*TASK DATA:*
## begin

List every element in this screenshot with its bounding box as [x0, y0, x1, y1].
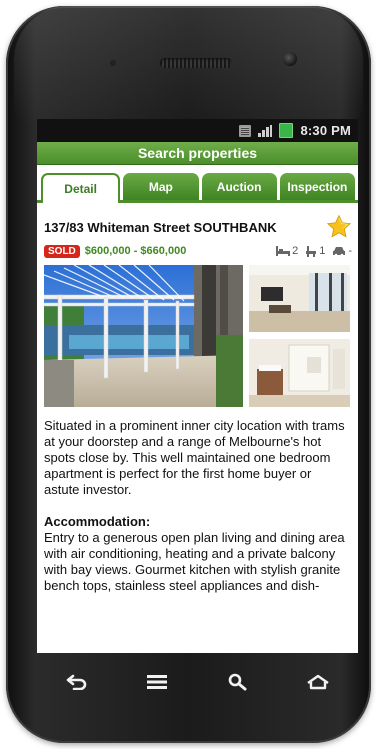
accommodation-text: Entry to a generous open plan living and… [44, 530, 345, 593]
tab-inspection[interactable]: Inspection [279, 173, 355, 200]
bathroom-count: 1 [319, 245, 326, 257]
search-icon [228, 673, 247, 691]
photo-thumbnail-living[interactable] [249, 265, 350, 332]
proximity-sensor [110, 60, 116, 66]
signal-icon [258, 124, 273, 137]
back-button[interactable] [57, 667, 97, 697]
menu-button[interactable] [137, 667, 177, 697]
clock: 8:30 PM [300, 123, 351, 138]
bath-icon [306, 245, 317, 257]
battery-icon [279, 123, 294, 138]
tab-map[interactable]: Map [123, 173, 199, 200]
tab-detail[interactable]: Detail [41, 173, 121, 203]
property-features: 2 1 - [276, 245, 352, 257]
app-title: Search properties [37, 142, 358, 165]
bedroom-count: 2 [292, 245, 299, 257]
photo-gallery [44, 265, 352, 408]
tab-auction[interactable]: Auction [201, 173, 277, 200]
back-icon [66, 674, 87, 690]
sim-icon [239, 124, 252, 137]
home-button[interactable] [298, 667, 338, 697]
listing-description: Situated in a prominent inner city locat… [44, 418, 345, 497]
main-photo[interactable] [44, 265, 243, 407]
listing-address: 137/83 Whiteman Street SOUTHBANK [44, 219, 277, 235]
status-badge: SOLD [44, 244, 80, 258]
phone-screen: 8:30 PM Search properties Detail Map Auc… [37, 119, 358, 653]
status-bar: 8:30 PM [37, 119, 358, 142]
menu-icon [147, 675, 168, 689]
bed-icon [276, 246, 291, 256]
accommodation-heading: Accommodation: [44, 514, 151, 529]
search-button[interactable] [218, 667, 258, 697]
listing-description-block: Situated in a prominent inner city locat… [44, 418, 352, 594]
star-icon[interactable] [326, 214, 352, 240]
price-range: $600,000 - $660,000 [84, 245, 187, 257]
front-camera [283, 52, 297, 66]
tab-bar: Detail Map Auction Inspection [37, 165, 358, 203]
parking-count: - [348, 245, 352, 257]
home-icon [307, 674, 329, 690]
car-icon [333, 247, 346, 256]
listing-detail: 137/83 Whiteman Street SOUTHBANK SOLD $6… [37, 203, 358, 594]
android-nav-bar [37, 655, 358, 709]
photo-thumbnail-bathroom[interactable] [249, 339, 350, 407]
earpiece-speaker [160, 58, 232, 68]
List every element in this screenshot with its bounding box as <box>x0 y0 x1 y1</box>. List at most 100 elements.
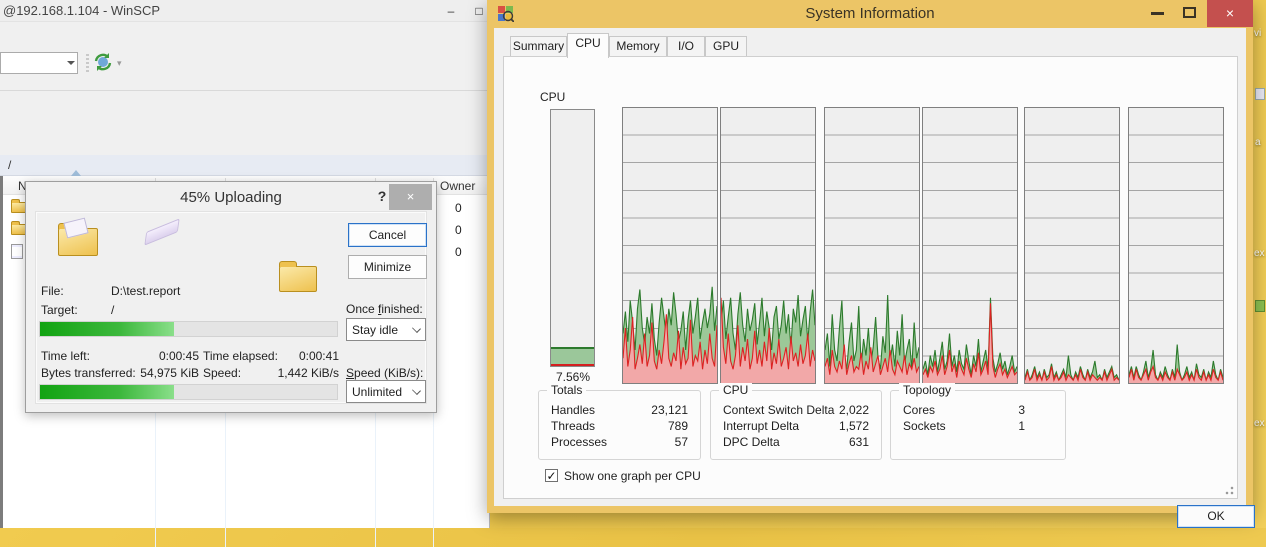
sysinfo-title: System Information <box>487 5 1253 22</box>
topology-title: Topology <box>899 383 955 397</box>
totals-groupbox: Totals Handles23,121 Threads789 Processe… <box>538 390 701 460</box>
context-switch-value: 2,022 <box>839 403 869 417</box>
once-finished-label: Once finished: <box>346 302 423 316</box>
cpu-group-title: CPU <box>719 383 752 397</box>
cores-value: 3 <box>1018 403 1025 417</box>
time-elapsed-value: 0:00:41 <box>266 349 339 363</box>
sync-dropdown-caret[interactable]: ▾ <box>117 58 122 69</box>
close-button[interactable]: × <box>1207 0 1253 27</box>
sysinfo-client-area: Summary CPU Memory I/O GPU CPU 7.56% Tot… <box>494 28 1246 506</box>
bytes-transferred-value: 54,975 KiB <box>121 366 199 380</box>
sync-icon <box>93 52 113 72</box>
totals-title: Totals <box>547 383 586 397</box>
column-header-owner[interactable]: Owner <box>440 179 475 193</box>
cancel-button[interactable]: Cancel <box>348 223 427 247</box>
desktop-edge: vi a ex ex <box>1253 0 1266 528</box>
divider <box>0 90 489 91</box>
owner-cell[interactable]: 0 <box>455 223 462 237</box>
close-icon: × <box>407 189 415 204</box>
maximize-button[interactable] <box>1183 7 1196 18</box>
cpu-graph-1 <box>720 107 816 384</box>
desktop-icon-label: a <box>1255 137 1261 148</box>
close-icon: × <box>1226 5 1234 21</box>
upload-progress-dialog: 45% Uploading ? × Cancel Minimize File: … <box>25 181 437 413</box>
context-switch-label: Context Switch Delta <box>723 403 834 417</box>
handles-label: Handles <box>551 403 595 417</box>
tab-memory[interactable]: Memory <box>609 36 667 57</box>
tab-cpu[interactable]: CPU <box>567 33 609 58</box>
speed-limit-value: Unlimited <box>352 385 402 399</box>
sysinfo-titlebar[interactable]: System Information × <box>487 0 1253 28</box>
processes-label: Processes <box>551 435 607 449</box>
source-folder-icon <box>58 228 98 256</box>
synchronize-button[interactable] <box>93 52 115 74</box>
speed-label: Speed: <box>203 366 241 380</box>
time-left-value: 0:00:45 <box>146 349 199 363</box>
owner-cell[interactable]: 0 <box>455 245 462 259</box>
threads-label: Threads <box>551 419 595 433</box>
once-finished-value: Stay idle <box>352 323 398 337</box>
target-value: / <box>111 303 114 317</box>
processes-value: 57 <box>675 435 688 449</box>
threads-value: 789 <box>668 419 688 433</box>
topology-groupbox: Topology Cores3 Sockets1 <box>890 390 1066 460</box>
file-progress-bar <box>39 321 338 337</box>
total-progress-bar <box>39 384 338 400</box>
close-button[interactable]: × <box>389 184 432 210</box>
desktop-icon-label: vi <box>1254 28 1261 39</box>
interrupt-delta-value: 1,572 <box>839 419 869 433</box>
chevron-down-icon <box>67 61 75 65</box>
speed-limit-select[interactable]: Unlimited <box>346 380 426 403</box>
once-finished-select[interactable]: Stay idle <box>346 318 426 341</box>
cpu-tab-page: CPU 7.56% Totals Handles 23,121 Threads 78… <box>503 56 1238 499</box>
chevron-down-icon <box>412 386 421 395</box>
winscp-title: @192.168.1.104 - WinSCP <box>3 3 160 18</box>
help-button[interactable]: ? <box>374 188 390 204</box>
cpu-graph-5 <box>1128 107 1224 384</box>
dpc-delta-value: 631 <box>849 435 869 449</box>
owner-cell[interactable]: 0 <box>455 201 462 215</box>
file-row-icon[interactable] <box>11 244 23 259</box>
desktop-icon-label: ex <box>1254 248 1265 259</box>
winscp-titlebar[interactable]: @192.168.1.104 - WinSCP – □ <box>0 0 489 22</box>
desktop-icon-label: ex <box>1254 418 1265 429</box>
file-progress-fill <box>40 322 174 336</box>
resize-grip[interactable] <box>1224 485 1234 495</box>
checkbox-checked-icon[interactable]: ✓ <box>545 469 558 482</box>
tab-summary[interactable]: Summary <box>510 36 567 57</box>
toolbar-grip <box>86 54 89 72</box>
cpu-gauge-kernel-line <box>551 364 594 366</box>
file-value: D:\test.report <box>111 284 180 298</box>
dpc-delta-label: DPC Delta <box>723 435 780 449</box>
checkbox-label: Show one graph per CPU <box>564 469 701 483</box>
handles-value: 23,121 <box>651 403 688 417</box>
sockets-value: 1 <box>1018 419 1025 433</box>
cpu-usage-gauge <box>550 109 595 367</box>
file-label: File: <box>41 284 64 298</box>
target-folder-icon <box>279 266 317 292</box>
total-progress-fill <box>40 385 174 399</box>
tab-io[interactable]: I/O <box>667 36 705 57</box>
cpu-groupbox: CPU Context Switch Delta2,022 Interrupt … <box>710 390 882 460</box>
sockets-label: Sockets <box>903 419 946 433</box>
ok-button[interactable]: OK <box>1177 505 1255 528</box>
minimize-button[interactable] <box>1151 12 1164 15</box>
cpu-graph-2 <box>824 107 920 384</box>
desktop-app-icon[interactable] <box>1255 300 1265 312</box>
cpu-graph-3 <box>922 107 1018 384</box>
desktop-file-icon[interactable] <box>1255 88 1265 100</box>
cpu-section-label: CPU <box>540 90 565 104</box>
chevron-down-icon <box>412 324 421 333</box>
tab-gpu[interactable]: GPU <box>705 36 747 57</box>
time-left-label: Time left: <box>41 349 90 363</box>
cpu-graph-4 <box>1024 107 1120 384</box>
minimize-button[interactable]: – <box>438 2 464 20</box>
cores-label: Cores <box>903 403 935 417</box>
cpu-percent-label: 7.56% <box>534 370 612 384</box>
session-combobox[interactable] <box>0 52 78 74</box>
dialog-title: 45% Uploading <box>180 189 282 206</box>
system-information-window: System Information × Summary CPU Memory … <box>487 0 1253 513</box>
minimize-transfer-button[interactable]: Minimize <box>348 255 427 279</box>
current-path: / <box>8 158 11 172</box>
interrupt-delta-label: Interrupt Delta <box>723 419 799 433</box>
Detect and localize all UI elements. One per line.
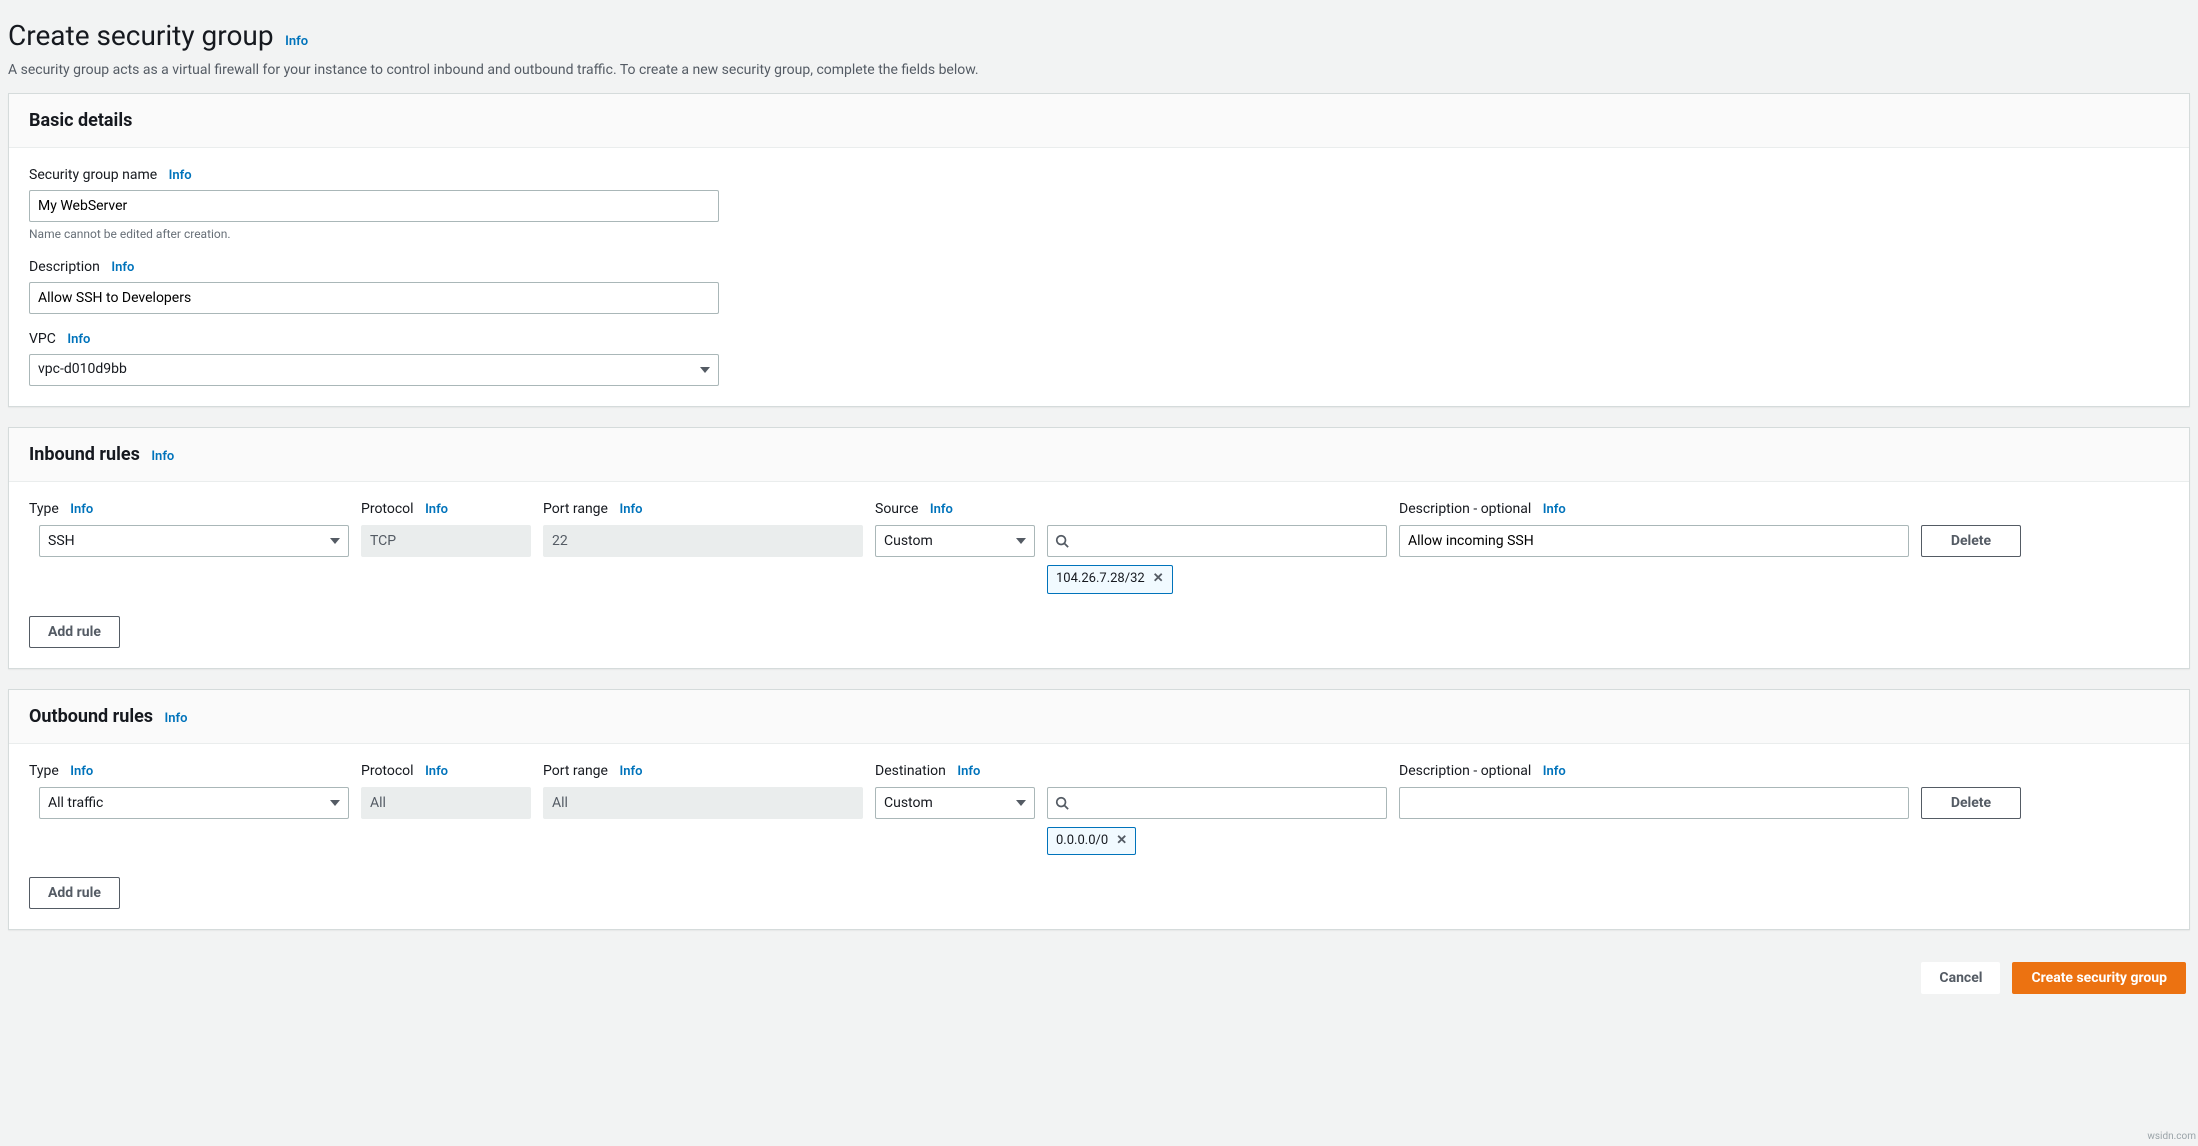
chevron-down-icon xyxy=(700,367,710,373)
outbound-dest-search[interactable] xyxy=(1047,787,1387,819)
close-icon[interactable]: ✕ xyxy=(1116,832,1127,850)
inbound-col-desc: Description - optional xyxy=(1399,501,1531,517)
sg-name-hint: Name cannot be edited after creation. xyxy=(29,226,2169,243)
outbound-col-desc: Description - optional xyxy=(1399,763,1531,779)
inbound-col-port-info[interactable]: Info xyxy=(619,502,642,517)
inbound-port: 22 xyxy=(543,525,863,557)
chevron-down-icon xyxy=(1016,800,1026,806)
inbound-desc-input[interactable] xyxy=(1399,525,1909,557)
page-info-link[interactable]: Info xyxy=(285,34,308,49)
sg-name-info[interactable]: Info xyxy=(169,168,192,183)
sg-desc-input[interactable] xyxy=(29,282,719,314)
inbound-title: Inbound rules xyxy=(29,442,140,467)
inbound-col-protocol-info[interactable]: Info xyxy=(425,502,448,517)
inbound-col-type: Type xyxy=(29,501,59,517)
sg-name-input[interactable] xyxy=(29,190,719,222)
outbound-type-select[interactable]: All traffic xyxy=(39,787,349,819)
inbound-source-search[interactable] xyxy=(1047,525,1387,557)
inbound-col-port: Port range xyxy=(543,501,608,517)
outbound-col-protocol-info[interactable]: Info xyxy=(425,764,448,779)
vpc-info[interactable]: Info xyxy=(67,332,90,347)
inbound-col-source: Source xyxy=(875,501,918,517)
outbound-rules-panel: Outbound rules Info Type Info Protocol I… xyxy=(8,689,2190,931)
close-icon[interactable]: ✕ xyxy=(1153,570,1164,588)
outbound-title-info[interactable]: Info xyxy=(165,711,188,726)
source-chip-label: 104.26.7.28/32 xyxy=(1056,570,1145,588)
watermark: wsidn.com xyxy=(2147,1130,2196,1144)
inbound-rules-panel: Inbound rules Info Type Info Protocol In… xyxy=(8,427,2190,669)
outbound-type-value: All traffic xyxy=(48,794,103,814)
outbound-col-port: Port range xyxy=(543,763,608,779)
vpc-value: vpc-d010d9bb xyxy=(38,360,127,380)
dest-chip[interactable]: 0.0.0.0/0 ✕ xyxy=(1047,827,1136,855)
outbound-protocol-value: All xyxy=(370,794,386,814)
cancel-button[interactable]: Cancel xyxy=(1921,962,2000,994)
inbound-rules-grid: Type Info Protocol Info Port range Info … xyxy=(29,500,2169,594)
page-header: Create security group Info A security gr… xyxy=(8,8,2190,93)
outbound-delete-button[interactable]: Delete xyxy=(1921,787,2021,819)
outbound-col-dest: Destination xyxy=(875,763,946,779)
inbound-source-mode-value: Custom xyxy=(884,532,933,552)
inbound-title-info[interactable]: Info xyxy=(151,449,174,464)
search-icon xyxy=(1055,796,1069,810)
inbound-col-desc-info[interactable]: Info xyxy=(1543,502,1566,517)
inbound-add-rule-button[interactable]: Add rule xyxy=(29,616,120,648)
outbound-dest-mode-select[interactable]: Custom xyxy=(875,787,1035,819)
outbound-dest-mode-value: Custom xyxy=(884,794,933,814)
vpc-select[interactable]: vpc-d010d9bb xyxy=(29,354,719,386)
dest-chip-label: 0.0.0.0/0 xyxy=(1056,832,1108,850)
outbound-col-type: Type xyxy=(29,763,59,779)
outbound-port-value: All xyxy=(552,794,568,814)
outbound-rules-grid: Type Info Protocol Info Port range Info … xyxy=(29,762,2169,856)
outbound-title: Outbound rules xyxy=(29,704,153,729)
chevron-down-icon xyxy=(1016,538,1026,544)
chevron-down-icon xyxy=(330,800,340,806)
inbound-delete-button[interactable]: Delete xyxy=(1921,525,2021,557)
outbound-col-port-info[interactable]: Info xyxy=(619,764,642,779)
inbound-col-source-info[interactable]: Info xyxy=(930,502,953,517)
inbound-type-select[interactable]: SSH xyxy=(39,525,349,557)
inbound-col-type-info[interactable]: Info xyxy=(70,502,93,517)
page-title: Create security group xyxy=(8,16,274,55)
outbound-desc-input[interactable] xyxy=(1399,787,1909,819)
outbound-col-type-info[interactable]: Info xyxy=(70,764,93,779)
inbound-protocol: TCP xyxy=(361,525,531,557)
outbound-port: All xyxy=(543,787,863,819)
sg-name-label: Security group name xyxy=(29,167,157,183)
basic-details-panel: Basic details Security group name Info N… xyxy=(8,93,2190,407)
sg-desc-info[interactable]: Info xyxy=(111,260,134,275)
sg-desc-label: Description xyxy=(29,259,100,275)
outbound-protocol: All xyxy=(361,787,531,819)
create-security-group-button[interactable]: Create security group xyxy=(2012,962,2186,994)
inbound-port-value: 22 xyxy=(552,532,568,552)
outbound-col-desc-info[interactable]: Info xyxy=(1543,764,1566,779)
inbound-source-mode-select[interactable]: Custom xyxy=(875,525,1035,557)
outbound-col-protocol: Protocol xyxy=(361,763,414,779)
basic-details-title: Basic details xyxy=(29,108,132,133)
chevron-down-icon xyxy=(330,538,340,544)
search-icon xyxy=(1055,534,1069,548)
outbound-col-dest-info[interactable]: Info xyxy=(957,764,980,779)
inbound-col-protocol: Protocol xyxy=(361,501,414,517)
source-chip[interactable]: 104.26.7.28/32 ✕ xyxy=(1047,565,1173,593)
vpc-label: VPC xyxy=(29,331,56,347)
footer-actions: Cancel Create security group xyxy=(8,950,2190,998)
outbound-add-rule-button[interactable]: Add rule xyxy=(29,877,120,909)
page-subtitle: A security group acts as a virtual firew… xyxy=(8,61,2190,81)
inbound-protocol-value: TCP xyxy=(370,532,396,552)
inbound-type-value: SSH xyxy=(48,532,75,552)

## end

*TASK TO COMPLETE:* Pull out every line of the listing above that has the word "back" in it, and copy each of those lines in full.

*TASK OUTPUT:*
back-button[interactable] [57, 667, 97, 697]
back-icon [66, 674, 87, 690]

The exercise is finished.